(Task statement):
Gather, from the data below, each line in which the word "work" occurs.

═══ Supplied records ═══

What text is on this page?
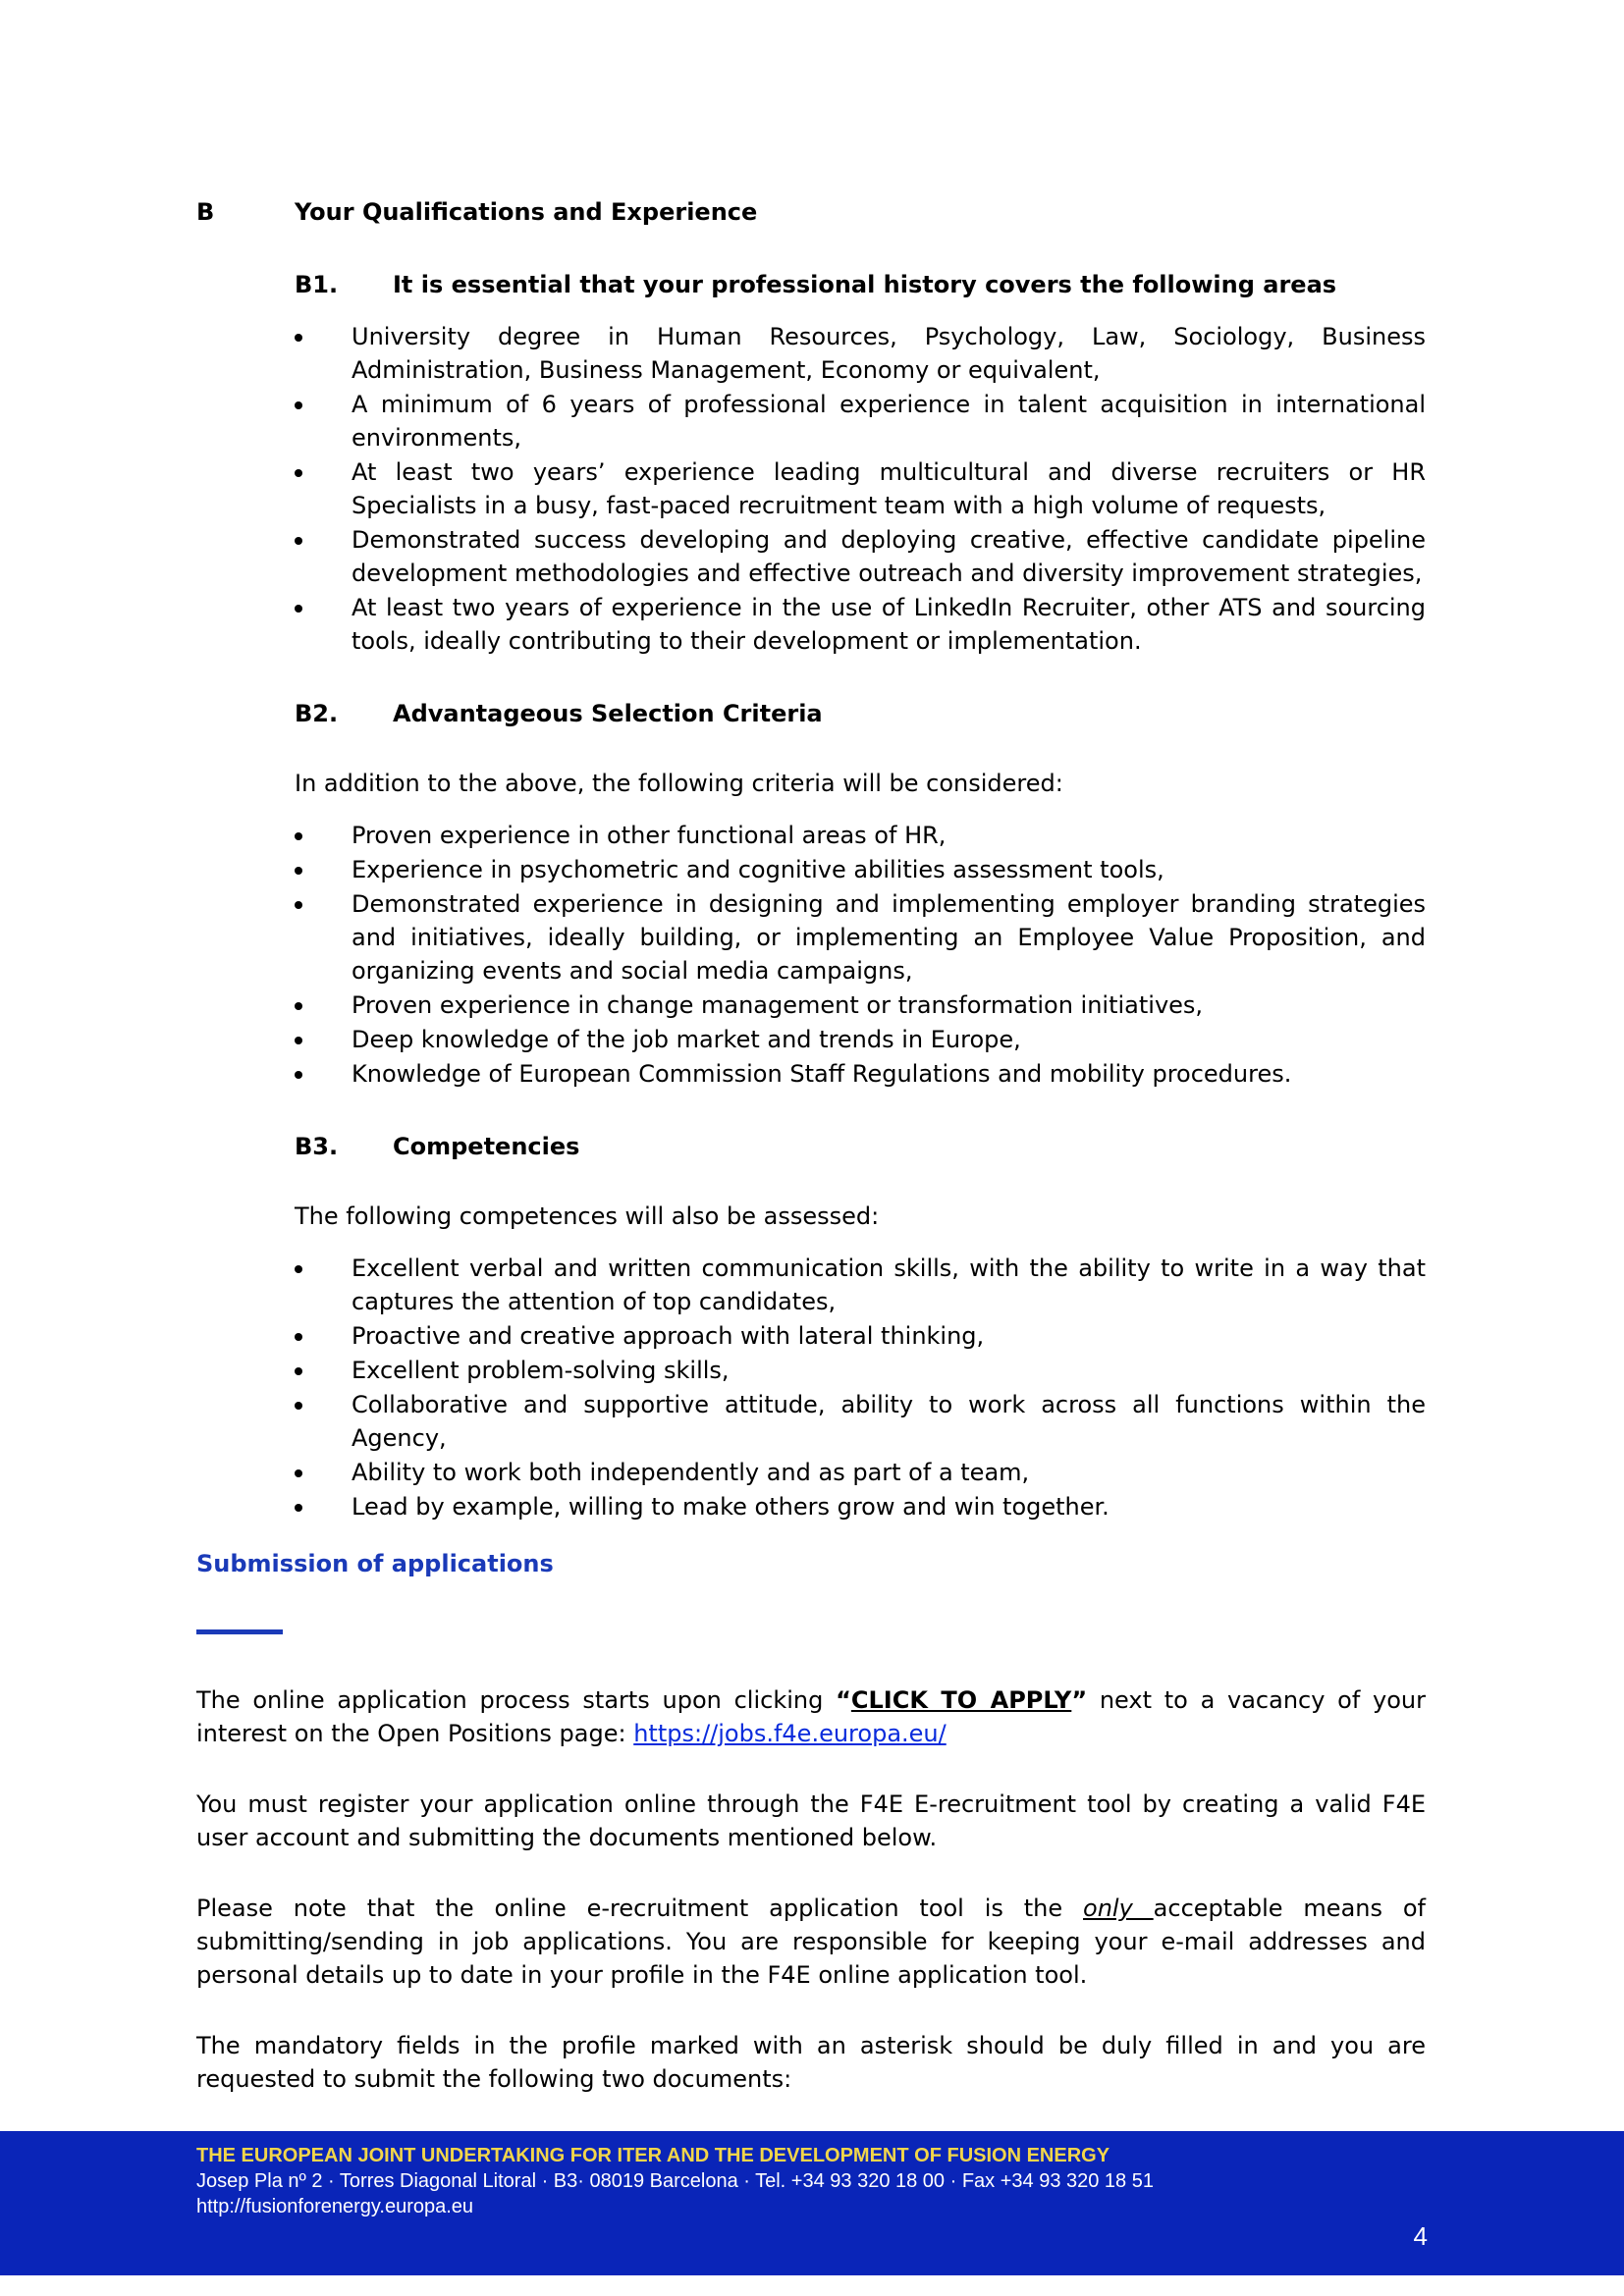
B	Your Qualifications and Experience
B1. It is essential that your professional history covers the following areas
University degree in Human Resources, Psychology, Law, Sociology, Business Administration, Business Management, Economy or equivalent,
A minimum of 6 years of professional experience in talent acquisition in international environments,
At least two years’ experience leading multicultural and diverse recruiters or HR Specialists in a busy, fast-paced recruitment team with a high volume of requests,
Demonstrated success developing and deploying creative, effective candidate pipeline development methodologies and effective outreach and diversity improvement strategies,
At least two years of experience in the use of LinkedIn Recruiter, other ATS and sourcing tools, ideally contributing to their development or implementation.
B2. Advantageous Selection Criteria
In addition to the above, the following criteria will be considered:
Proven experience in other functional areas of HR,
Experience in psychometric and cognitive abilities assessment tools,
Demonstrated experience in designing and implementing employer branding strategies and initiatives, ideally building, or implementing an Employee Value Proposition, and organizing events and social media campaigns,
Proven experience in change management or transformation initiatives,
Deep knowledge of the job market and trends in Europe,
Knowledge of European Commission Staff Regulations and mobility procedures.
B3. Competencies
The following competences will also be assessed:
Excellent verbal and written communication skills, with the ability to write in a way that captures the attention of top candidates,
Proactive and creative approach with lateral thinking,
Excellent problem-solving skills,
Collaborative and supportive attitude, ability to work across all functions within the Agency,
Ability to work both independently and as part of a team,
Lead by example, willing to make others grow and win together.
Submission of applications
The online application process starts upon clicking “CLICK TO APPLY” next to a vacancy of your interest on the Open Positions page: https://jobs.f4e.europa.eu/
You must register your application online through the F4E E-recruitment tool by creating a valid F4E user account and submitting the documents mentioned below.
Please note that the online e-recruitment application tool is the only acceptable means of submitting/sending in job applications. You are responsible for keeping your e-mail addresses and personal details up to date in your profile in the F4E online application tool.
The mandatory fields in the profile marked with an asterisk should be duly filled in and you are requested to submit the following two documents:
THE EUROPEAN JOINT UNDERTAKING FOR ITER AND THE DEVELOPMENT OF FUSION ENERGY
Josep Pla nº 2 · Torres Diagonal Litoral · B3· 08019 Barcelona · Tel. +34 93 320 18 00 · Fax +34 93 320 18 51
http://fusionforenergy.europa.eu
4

═══

(Task response):
Collaborative and supportive attitude, ability to work across all functions within the Agency,
Ability to work both independently and as part of a team,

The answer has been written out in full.